* Stated task
Check each line for the string "ylabel". Give only the count of lines that have it.

>> Begin

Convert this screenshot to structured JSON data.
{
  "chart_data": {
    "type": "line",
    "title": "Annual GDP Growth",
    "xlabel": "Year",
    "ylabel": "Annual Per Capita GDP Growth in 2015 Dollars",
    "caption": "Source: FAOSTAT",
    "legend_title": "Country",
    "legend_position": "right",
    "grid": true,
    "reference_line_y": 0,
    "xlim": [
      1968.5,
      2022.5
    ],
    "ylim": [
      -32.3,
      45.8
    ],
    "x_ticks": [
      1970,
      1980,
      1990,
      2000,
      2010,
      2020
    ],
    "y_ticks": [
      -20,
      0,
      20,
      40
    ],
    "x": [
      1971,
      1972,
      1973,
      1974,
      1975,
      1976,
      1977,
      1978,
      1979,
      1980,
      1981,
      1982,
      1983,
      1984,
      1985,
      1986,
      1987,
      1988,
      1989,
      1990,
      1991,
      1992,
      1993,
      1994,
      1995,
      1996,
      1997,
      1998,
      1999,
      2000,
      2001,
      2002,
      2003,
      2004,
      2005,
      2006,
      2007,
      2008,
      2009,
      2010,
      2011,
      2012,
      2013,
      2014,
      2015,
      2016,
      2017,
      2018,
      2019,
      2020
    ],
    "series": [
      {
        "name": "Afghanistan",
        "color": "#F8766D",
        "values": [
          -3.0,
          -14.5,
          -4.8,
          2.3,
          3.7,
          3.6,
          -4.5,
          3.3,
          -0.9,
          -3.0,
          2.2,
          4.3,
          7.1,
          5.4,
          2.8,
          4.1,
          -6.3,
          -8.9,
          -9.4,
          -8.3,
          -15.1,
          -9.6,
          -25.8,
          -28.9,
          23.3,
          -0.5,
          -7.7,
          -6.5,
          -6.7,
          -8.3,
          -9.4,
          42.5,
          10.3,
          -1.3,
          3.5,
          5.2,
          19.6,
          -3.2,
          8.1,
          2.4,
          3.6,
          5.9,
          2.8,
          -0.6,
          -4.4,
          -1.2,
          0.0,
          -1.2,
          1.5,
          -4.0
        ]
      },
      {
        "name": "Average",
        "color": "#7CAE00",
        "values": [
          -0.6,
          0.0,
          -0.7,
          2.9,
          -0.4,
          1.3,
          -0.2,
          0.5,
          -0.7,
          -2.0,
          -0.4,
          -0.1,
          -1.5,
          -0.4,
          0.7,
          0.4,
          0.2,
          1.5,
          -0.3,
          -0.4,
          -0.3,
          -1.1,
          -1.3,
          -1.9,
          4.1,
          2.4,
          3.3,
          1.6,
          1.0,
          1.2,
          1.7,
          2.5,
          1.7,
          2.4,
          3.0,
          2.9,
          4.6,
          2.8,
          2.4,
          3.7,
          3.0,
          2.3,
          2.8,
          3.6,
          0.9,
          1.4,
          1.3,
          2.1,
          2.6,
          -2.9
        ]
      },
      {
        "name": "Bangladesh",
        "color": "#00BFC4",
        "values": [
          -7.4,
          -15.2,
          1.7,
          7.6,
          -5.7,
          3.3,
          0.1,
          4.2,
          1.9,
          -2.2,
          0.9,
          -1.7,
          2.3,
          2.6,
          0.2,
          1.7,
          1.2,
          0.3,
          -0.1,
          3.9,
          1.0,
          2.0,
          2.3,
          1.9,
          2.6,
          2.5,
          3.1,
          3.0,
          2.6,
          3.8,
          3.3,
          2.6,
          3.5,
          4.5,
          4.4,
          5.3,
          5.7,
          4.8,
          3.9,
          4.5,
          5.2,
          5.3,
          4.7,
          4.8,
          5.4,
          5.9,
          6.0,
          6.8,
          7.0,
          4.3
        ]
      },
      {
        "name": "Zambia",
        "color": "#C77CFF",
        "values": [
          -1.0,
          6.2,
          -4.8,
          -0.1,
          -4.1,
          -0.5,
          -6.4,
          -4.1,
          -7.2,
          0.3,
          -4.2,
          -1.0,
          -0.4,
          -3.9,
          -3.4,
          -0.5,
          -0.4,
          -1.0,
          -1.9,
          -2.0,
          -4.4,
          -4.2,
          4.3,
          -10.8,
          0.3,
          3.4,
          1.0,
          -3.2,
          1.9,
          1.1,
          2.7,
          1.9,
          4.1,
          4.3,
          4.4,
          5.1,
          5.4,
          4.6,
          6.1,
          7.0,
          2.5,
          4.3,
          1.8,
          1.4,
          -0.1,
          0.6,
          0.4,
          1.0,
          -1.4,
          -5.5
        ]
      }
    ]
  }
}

>> End
>> Begin

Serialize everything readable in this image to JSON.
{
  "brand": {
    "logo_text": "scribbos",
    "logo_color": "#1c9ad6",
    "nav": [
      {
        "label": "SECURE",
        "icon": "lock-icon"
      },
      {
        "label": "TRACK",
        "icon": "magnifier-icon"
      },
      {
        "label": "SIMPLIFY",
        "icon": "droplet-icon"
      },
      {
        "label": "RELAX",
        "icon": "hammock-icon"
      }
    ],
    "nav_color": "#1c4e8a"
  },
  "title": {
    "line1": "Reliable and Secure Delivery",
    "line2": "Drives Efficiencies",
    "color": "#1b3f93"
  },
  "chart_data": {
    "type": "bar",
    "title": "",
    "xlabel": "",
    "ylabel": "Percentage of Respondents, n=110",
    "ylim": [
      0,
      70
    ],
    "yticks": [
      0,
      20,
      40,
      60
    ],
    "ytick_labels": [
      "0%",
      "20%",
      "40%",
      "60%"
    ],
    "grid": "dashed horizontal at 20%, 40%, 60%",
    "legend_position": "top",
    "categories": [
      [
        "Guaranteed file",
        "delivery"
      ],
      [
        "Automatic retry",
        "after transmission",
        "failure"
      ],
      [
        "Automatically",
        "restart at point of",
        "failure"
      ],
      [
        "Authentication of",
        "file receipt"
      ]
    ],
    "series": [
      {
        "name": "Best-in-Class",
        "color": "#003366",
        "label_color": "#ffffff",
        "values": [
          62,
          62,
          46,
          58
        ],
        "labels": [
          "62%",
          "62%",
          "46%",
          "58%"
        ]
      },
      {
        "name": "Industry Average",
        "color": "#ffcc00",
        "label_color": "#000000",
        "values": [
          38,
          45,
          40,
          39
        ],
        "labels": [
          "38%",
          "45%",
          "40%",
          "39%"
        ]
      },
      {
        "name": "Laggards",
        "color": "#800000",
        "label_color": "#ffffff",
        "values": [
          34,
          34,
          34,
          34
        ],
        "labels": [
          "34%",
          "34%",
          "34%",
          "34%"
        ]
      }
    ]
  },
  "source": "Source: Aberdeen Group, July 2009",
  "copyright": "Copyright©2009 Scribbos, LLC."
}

>> End
>> Begin

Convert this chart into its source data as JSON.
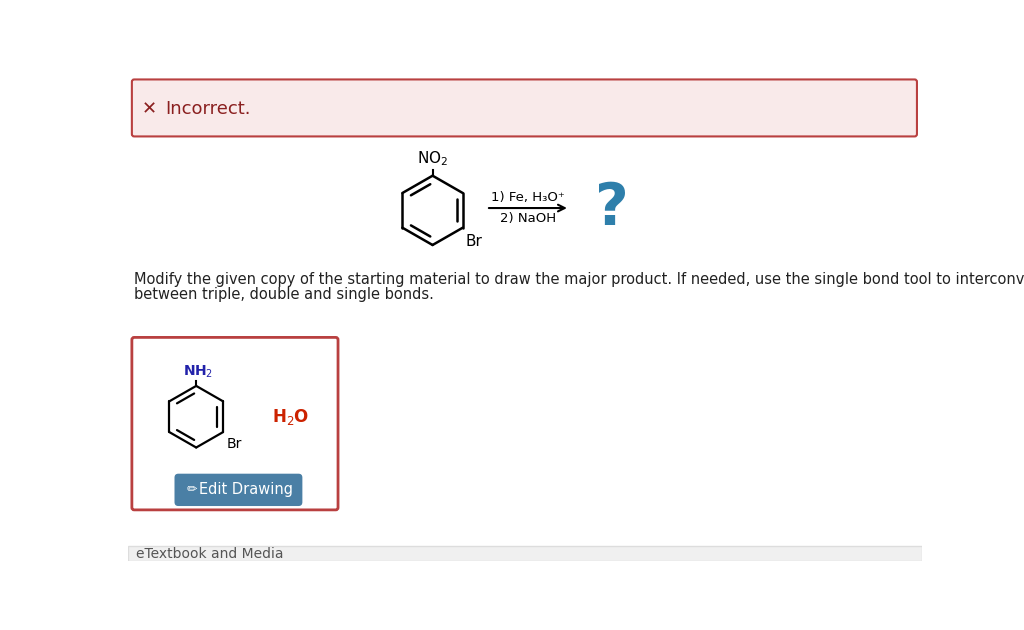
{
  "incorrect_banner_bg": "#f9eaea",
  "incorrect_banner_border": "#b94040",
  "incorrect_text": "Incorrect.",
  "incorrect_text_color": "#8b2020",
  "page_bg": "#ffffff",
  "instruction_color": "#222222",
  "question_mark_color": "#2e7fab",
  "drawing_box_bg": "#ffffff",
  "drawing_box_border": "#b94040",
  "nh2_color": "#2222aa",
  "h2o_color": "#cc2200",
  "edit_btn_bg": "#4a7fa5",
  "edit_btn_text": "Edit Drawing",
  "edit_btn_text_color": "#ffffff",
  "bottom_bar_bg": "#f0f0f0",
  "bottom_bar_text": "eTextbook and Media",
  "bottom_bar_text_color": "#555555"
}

>> End

* Solution to the exercise
2